## EXERCISE PROMPT
Would you transcribe the whole listing exactly, minus its pictures?
>> BEGIN MATERIAL FOR THE TASK
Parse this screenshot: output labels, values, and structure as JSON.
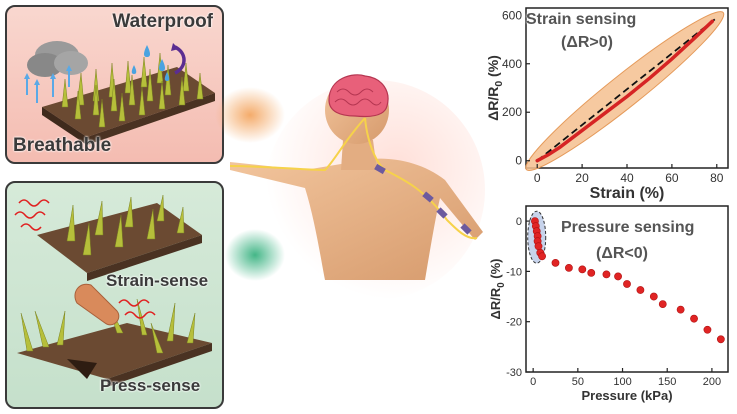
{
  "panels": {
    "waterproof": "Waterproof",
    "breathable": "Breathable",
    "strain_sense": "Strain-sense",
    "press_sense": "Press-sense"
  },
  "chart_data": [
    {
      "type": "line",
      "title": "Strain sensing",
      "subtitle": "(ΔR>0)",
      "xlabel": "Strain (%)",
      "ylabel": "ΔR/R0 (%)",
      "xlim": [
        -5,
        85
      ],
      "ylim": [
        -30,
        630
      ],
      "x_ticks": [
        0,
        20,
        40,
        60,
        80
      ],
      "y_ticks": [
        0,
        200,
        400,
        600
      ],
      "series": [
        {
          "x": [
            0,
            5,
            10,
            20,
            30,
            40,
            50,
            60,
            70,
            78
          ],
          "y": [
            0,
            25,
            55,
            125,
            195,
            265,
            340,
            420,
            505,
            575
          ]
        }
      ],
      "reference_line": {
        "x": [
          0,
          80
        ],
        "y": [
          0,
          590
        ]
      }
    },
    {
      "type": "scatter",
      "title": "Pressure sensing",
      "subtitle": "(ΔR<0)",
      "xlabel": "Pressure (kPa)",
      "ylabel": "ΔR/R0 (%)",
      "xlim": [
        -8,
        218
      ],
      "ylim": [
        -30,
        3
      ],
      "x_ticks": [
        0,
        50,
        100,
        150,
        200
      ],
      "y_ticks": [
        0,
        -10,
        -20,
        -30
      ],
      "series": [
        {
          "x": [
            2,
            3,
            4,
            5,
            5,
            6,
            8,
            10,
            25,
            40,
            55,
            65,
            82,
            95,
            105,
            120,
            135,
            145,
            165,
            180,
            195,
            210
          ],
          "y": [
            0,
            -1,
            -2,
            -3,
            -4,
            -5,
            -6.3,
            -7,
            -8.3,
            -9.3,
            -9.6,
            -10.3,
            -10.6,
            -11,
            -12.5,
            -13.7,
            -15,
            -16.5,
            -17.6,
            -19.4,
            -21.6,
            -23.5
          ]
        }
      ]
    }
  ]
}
>> END MATERIAL FOR THE TASK
## RESPONSE TO THE TASK
Parse this screenshot: output labels, values, and structure as JSON.
{
  "panels": {
    "waterproof": "Waterproof",
    "breathable": "Breathable",
    "strain_sense": "Strain-sense",
    "press_sense": "Press-sense"
  },
  "chart_data": [
    {
      "type": "line",
      "title": "Strain sensing",
      "subtitle": "(ΔR>0)",
      "xlabel": "Strain (%)",
      "ylabel": "ΔR/R0 (%)",
      "xlim": [
        -5,
        85
      ],
      "ylim": [
        -30,
        630
      ],
      "x_ticks": [
        0,
        20,
        40,
        60,
        80
      ],
      "y_ticks": [
        0,
        200,
        400,
        600
      ],
      "series": [
        {
          "x": [
            0,
            5,
            10,
            20,
            30,
            40,
            50,
            60,
            70,
            78
          ],
          "y": [
            0,
            25,
            55,
            125,
            195,
            265,
            340,
            420,
            505,
            575
          ]
        }
      ],
      "reference_line": {
        "x": [
          0,
          80
        ],
        "y": [
          0,
          590
        ]
      }
    },
    {
      "type": "scatter",
      "title": "Pressure sensing",
      "subtitle": "(ΔR<0)",
      "xlabel": "Pressure (kPa)",
      "ylabel": "ΔR/R0 (%)",
      "xlim": [
        -8,
        218
      ],
      "ylim": [
        -30,
        3
      ],
      "x_ticks": [
        0,
        50,
        100,
        150,
        200
      ],
      "y_ticks": [
        0,
        -10,
        -20,
        -30
      ],
      "series": [
        {
          "x": [
            2,
            3,
            4,
            5,
            5,
            6,
            8,
            10,
            25,
            40,
            55,
            65,
            82,
            95,
            105,
            120,
            135,
            145,
            165,
            180,
            195,
            210
          ],
          "y": [
            0,
            -1,
            -2,
            -3,
            -4,
            -5,
            -6.3,
            -7,
            -8.3,
            -9.3,
            -9.6,
            -10.3,
            -10.6,
            -11,
            -12.5,
            -13.7,
            -15,
            -16.5,
            -17.6,
            -19.4,
            -21.6,
            -23.5
          ]
        }
      ]
    }
  ]
}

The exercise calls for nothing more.